----- Records for this exercise

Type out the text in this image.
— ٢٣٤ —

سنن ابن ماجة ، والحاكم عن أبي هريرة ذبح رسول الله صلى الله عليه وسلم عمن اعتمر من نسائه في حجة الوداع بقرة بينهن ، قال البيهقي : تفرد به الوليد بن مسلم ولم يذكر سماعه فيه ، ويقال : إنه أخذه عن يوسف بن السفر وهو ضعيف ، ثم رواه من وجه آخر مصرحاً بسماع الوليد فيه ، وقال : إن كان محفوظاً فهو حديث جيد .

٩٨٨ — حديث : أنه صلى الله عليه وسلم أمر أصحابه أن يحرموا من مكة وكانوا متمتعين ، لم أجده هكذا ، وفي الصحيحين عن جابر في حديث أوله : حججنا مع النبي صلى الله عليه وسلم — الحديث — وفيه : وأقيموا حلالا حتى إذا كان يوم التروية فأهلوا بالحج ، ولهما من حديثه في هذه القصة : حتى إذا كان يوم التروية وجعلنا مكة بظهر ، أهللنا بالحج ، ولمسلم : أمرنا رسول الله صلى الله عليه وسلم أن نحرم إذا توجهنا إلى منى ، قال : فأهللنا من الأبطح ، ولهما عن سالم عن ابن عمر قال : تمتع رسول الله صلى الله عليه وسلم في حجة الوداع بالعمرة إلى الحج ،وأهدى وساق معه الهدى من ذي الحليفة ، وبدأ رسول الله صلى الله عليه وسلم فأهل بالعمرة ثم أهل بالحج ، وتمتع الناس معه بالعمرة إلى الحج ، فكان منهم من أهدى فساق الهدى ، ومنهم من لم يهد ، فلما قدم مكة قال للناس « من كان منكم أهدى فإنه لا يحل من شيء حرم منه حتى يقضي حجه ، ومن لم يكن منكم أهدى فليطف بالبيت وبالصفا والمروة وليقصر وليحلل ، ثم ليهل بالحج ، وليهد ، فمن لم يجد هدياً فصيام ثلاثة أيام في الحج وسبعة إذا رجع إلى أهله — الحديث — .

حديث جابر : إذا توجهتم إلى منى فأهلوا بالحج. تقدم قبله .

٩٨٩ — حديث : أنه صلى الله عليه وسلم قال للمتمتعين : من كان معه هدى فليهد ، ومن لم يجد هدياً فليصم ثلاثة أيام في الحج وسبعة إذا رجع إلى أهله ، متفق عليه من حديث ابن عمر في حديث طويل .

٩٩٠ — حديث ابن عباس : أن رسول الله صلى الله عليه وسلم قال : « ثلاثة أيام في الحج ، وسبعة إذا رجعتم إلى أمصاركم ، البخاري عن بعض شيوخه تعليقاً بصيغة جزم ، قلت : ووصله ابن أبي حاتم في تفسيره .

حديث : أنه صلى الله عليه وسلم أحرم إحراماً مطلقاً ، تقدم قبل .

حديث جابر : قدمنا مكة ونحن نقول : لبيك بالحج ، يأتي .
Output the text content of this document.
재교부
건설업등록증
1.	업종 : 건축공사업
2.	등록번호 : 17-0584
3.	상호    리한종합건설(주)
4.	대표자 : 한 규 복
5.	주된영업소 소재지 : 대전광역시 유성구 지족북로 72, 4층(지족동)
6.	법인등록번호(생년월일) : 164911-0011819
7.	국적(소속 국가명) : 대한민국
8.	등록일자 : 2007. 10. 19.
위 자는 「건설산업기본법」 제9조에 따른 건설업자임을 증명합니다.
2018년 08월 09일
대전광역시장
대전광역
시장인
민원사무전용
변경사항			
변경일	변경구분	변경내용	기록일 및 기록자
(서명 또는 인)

----------

**Given exercise**
Write out all the lines again, exactly as they are.

**Exercise output**
Type out the text in this image.
— ٢٣٤ —

سنن ابن ماجة ، والحاكم عن أبي هريرة ذبح رسول الله صلى الله عليه وسلم عمن اعتمر من نسائه في حجة الوداع بقرة بينهن ، قال البيهقي : تفرد به الوليد بن مسلم ولم يذكر سماعه فيه ، ويقال : إنه أخذه عن يوسف بن السفر وهو ضعيف ، ثم رواه من وجه آخر مصرحاً بسماع الوليد فيه ، وقال : إن كان محفوظاً فهو حديث جيد .

٩٨٨ — حديث : أنه صلى الله عليه وسلم أمر أصحابه أن يحرموا من مكة وكانوا متمتعين ، لم أجده هكذا ، وفي الصحيحين عن جابر في حديث أوله : حججنا مع النبي صلى الله عليه وسلم — الحديث — وفيه : وأقيموا حلالا حتى إذا كان يوم التروية فأهلوا بالحج ، ولهما من حديثه في هذه القصة : حتى إذا كان يوم التروية وجعلنا مكة بظهر ، أهللنا بالحج ، ولمسلم : أمرنا رسول الله صلى الله عليه وسلم أن نحرم إذا توجهنا إلى منى ، قال : فأهللنا من الأبطح ، ولهما عن سالم عن ابن عمر قال : تمتع رسول الله صلى الله عليه وسلم في حجة الوداع بالعمرة إلى الحج ،وأهدى وساق معه الهدى من ذي الحليفة ، وبدأ رسول الله صلى الله عليه وسلم فأهل بالعمرة ثم أهل بالحج ، وتمتع الناس معه بالعمرة إلى الحج ، فكان منهم من أهدى فساق الهدى ، ومنهم من لم يهد ، فلما قدم مكة قال للناس « من كان منكم أهدى فإنه لا يحل من شيء حرم منه حتى يقضي حجه ، ومن لم يكن منكم أهدى فليطف بالبيت وبالصفا والمروة وليقصر وليحلل ، ثم ليهل بالحج ، وليهد ، فمن لم يجد هدياً فصيام ثلاثة أيام في الحج وسبعة إذا رجع إلى أهله — الحديث — .

حديث جابر : إذا توجهتم إلى منى فأهلوا بالحج. تقدم قبله .

٩٨٩ — حديث : أنه صلى الله عليه وسلم قال للمتمتعين : من كان معه هدى فليهد ، ومن لم يجد هدياً فليصم ثلاثة أيام في الحج وسبعة إذا رجع إلى أهله ، متفق عليه من حديث ابن عمر في حديث طويل .

٩٩٠ — حديث ابن عباس : أن رسول الله صلى الله عليه وسلم قال : « ثلاثة أيام في الحج ، وسبعة إذا رجعتم إلى أمصاركم ، البخاري عن بعض شيوخه تعليقاً بصيغة جزم ، قلت : ووصله ابن أبي حاتم في تفسيره .

حديث : أنه صلى الله عليه وسلم أحرم إحراماً مطلقاً ، تقدم قبل .

حديث جابر : قدمنا مكة ونحن نقول : لبيك بالحج ، يأتي .
Output the text content of this document.
재교부
건설업등록증
1.	업종 : 건축공사업
2.	등록번호 : 17-0584
3.	상호    리한종합건설(주)
4.	대표자 : 한 규 복
5.	주된영업소 소재지 : 대전광역시 유성구 지족북로 72, 4층(지족동)
6.	법인등록번호(생년월일) : 164911-0011819
7.	국적(소속 국가명) : 대한민국
8.	등록일자 : 2007. 10. 19.
위 자는 「건설산업기본법」 제9조에 따른 건설업자임을 증명합니다.
2018년 08월 09일
대전광역시장
대전광역
시장인
민원사무전용
변경사항			
변경일	변경구분	변경내용	기록일 및 기록자
(서명 또는 인)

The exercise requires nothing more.